WORK TO BE COMPLETED
Below is a block of records; repeat all of them exactly.

***** RECORDS PROVIDED *****

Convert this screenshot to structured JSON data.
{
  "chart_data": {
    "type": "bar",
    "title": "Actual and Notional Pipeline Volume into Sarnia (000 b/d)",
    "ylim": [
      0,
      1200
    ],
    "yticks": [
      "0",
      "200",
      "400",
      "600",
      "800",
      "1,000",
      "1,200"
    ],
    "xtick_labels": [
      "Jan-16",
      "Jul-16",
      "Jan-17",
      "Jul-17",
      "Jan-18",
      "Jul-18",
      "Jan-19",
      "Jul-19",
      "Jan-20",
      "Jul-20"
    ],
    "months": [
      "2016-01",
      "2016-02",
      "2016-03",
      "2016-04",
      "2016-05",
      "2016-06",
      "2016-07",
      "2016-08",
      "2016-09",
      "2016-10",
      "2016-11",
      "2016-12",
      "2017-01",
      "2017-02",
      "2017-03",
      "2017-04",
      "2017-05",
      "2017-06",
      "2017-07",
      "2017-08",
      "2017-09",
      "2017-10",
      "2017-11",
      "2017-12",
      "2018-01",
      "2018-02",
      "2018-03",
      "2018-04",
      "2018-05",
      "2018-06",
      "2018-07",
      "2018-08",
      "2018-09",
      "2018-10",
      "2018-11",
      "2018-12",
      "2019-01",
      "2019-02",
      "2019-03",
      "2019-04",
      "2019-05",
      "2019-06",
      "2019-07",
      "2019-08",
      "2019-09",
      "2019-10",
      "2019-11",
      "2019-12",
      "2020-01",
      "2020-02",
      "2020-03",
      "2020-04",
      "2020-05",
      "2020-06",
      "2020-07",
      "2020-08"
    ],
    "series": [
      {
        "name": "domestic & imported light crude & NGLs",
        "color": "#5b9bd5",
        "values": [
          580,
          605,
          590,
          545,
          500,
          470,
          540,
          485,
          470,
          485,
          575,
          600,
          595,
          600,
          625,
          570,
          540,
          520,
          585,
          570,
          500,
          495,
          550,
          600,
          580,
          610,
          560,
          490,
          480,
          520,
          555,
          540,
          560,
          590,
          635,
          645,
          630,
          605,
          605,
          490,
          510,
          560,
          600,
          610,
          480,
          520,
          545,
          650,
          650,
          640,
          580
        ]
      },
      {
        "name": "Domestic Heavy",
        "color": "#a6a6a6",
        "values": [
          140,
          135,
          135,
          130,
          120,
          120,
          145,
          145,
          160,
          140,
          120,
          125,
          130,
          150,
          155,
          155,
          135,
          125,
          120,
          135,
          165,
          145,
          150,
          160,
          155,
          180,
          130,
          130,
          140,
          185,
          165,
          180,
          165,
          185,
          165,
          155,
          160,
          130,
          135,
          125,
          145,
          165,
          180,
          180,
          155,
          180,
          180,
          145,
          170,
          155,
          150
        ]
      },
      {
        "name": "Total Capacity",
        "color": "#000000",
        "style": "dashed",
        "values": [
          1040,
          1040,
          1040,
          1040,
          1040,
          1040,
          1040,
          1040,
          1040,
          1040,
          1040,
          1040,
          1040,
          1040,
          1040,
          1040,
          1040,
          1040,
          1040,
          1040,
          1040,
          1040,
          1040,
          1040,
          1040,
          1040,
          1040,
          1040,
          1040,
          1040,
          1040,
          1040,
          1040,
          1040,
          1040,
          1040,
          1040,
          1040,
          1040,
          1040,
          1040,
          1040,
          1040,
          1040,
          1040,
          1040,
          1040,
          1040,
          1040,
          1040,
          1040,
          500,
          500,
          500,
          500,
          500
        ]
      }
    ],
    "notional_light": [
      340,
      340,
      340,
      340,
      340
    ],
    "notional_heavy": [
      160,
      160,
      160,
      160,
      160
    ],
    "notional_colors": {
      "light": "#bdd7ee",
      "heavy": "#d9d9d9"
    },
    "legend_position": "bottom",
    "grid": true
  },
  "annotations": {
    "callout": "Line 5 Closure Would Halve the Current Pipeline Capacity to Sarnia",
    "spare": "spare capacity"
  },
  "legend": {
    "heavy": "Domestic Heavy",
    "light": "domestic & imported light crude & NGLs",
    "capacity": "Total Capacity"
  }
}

*****

THE SOLUTION
Convert this screenshot to structured JSON data.
{
  "chart_data": {
    "type": "bar",
    "title": "Actual and Notional Pipeline Volume into Sarnia (000 b/d)",
    "ylim": [
      0,
      1200
    ],
    "yticks": [
      "0",
      "200",
      "400",
      "600",
      "800",
      "1,000",
      "1,200"
    ],
    "xtick_labels": [
      "Jan-16",
      "Jul-16",
      "Jan-17",
      "Jul-17",
      "Jan-18",
      "Jul-18",
      "Jan-19",
      "Jul-19",
      "Jan-20",
      "Jul-20"
    ],
    "months": [
      "2016-01",
      "2016-02",
      "2016-03",
      "2016-04",
      "2016-05",
      "2016-06",
      "2016-07",
      "2016-08",
      "2016-09",
      "2016-10",
      "2016-11",
      "2016-12",
      "2017-01",
      "2017-02",
      "2017-03",
      "2017-04",
      "2017-05",
      "2017-06",
      "2017-07",
      "2017-08",
      "2017-09",
      "2017-10",
      "2017-11",
      "2017-12",
      "2018-01",
      "2018-02",
      "2018-03",
      "2018-04",
      "2018-05",
      "2018-06",
      "2018-07",
      "2018-08",
      "2018-09",
      "2018-10",
      "2018-11",
      "2018-12",
      "2019-01",
      "2019-02",
      "2019-03",
      "2019-04",
      "2019-05",
      "2019-06",
      "2019-07",
      "2019-08",
      "2019-09",
      "2019-10",
      "2019-11",
      "2019-12",
      "2020-01",
      "2020-02",
      "2020-03",
      "2020-04",
      "2020-05",
      "2020-06",
      "2020-07",
      "2020-08"
    ],
    "series": [
      {
        "name": "domestic & imported light crude & NGLs",
        "color": "#5b9bd5",
        "values": [
          580,
          605,
          590,
          545,
          500,
          470,
          540,
          485,
          470,
          485,
          575,
          600,
          595,
          600,
          625,
          570,
          540,
          520,
          585,
          570,
          500,
          495,
          550,
          600,
          580,
          610,
          560,
          490,
          480,
          520,
          555,
          540,
          560,
          590,
          635,
          645,
          630,
          605,
          605,
          490,
          510,
          560,
          600,
          610,
          480,
          520,
          545,
          650,
          650,
          640,
          580
        ]
      },
      {
        "name": "Domestic Heavy",
        "color": "#a6a6a6",
        "values": [
          140,
          135,
          135,
          130,
          120,
          120,
          145,
          145,
          160,
          140,
          120,
          125,
          130,
          150,
          155,
          155,
          135,
          125,
          120,
          135,
          165,
          145,
          150,
          160,
          155,
          180,
          130,
          130,
          140,
          185,
          165,
          180,
          165,
          185,
          165,
          155,
          160,
          130,
          135,
          125,
          145,
          165,
          180,
          180,
          155,
          180,
          180,
          145,
          170,
          155,
          150
        ]
      },
      {
        "name": "Total Capacity",
        "color": "#000000",
        "style": "dashed",
        "values": [
          1040,
          1040,
          1040,
          1040,
          1040,
          1040,
          1040,
          1040,
          1040,
          1040,
          1040,
          1040,
          1040,
          1040,
          1040,
          1040,
          1040,
          1040,
          1040,
          1040,
          1040,
          1040,
          1040,
          1040,
          1040,
          1040,
          1040,
          1040,
          1040,
          1040,
          1040,
          1040,
          1040,
          1040,
          1040,
          1040,
          1040,
          1040,
          1040,
          1040,
          1040,
          1040,
          1040,
          1040,
          1040,
          1040,
          1040,
          1040,
          1040,
          1040,
          1040,
          500,
          500,
          500,
          500,
          500
        ]
      }
    ],
    "notional_light": [
      340,
      340,
      340,
      340,
      340
    ],
    "notional_heavy": [
      160,
      160,
      160,
      160,
      160
    ],
    "notional_colors": {
      "light": "#bdd7ee",
      "heavy": "#d9d9d9"
    },
    "legend_position": "bottom",
    "grid": true
  },
  "annotations": {
    "callout": "Line 5 Closure Would Halve the Current Pipeline Capacity to Sarnia",
    "spare": "spare capacity"
  },
  "legend": {
    "heavy": "Domestic Heavy",
    "light": "domestic & imported light crude & NGLs",
    "capacity": "Total Capacity"
  }
}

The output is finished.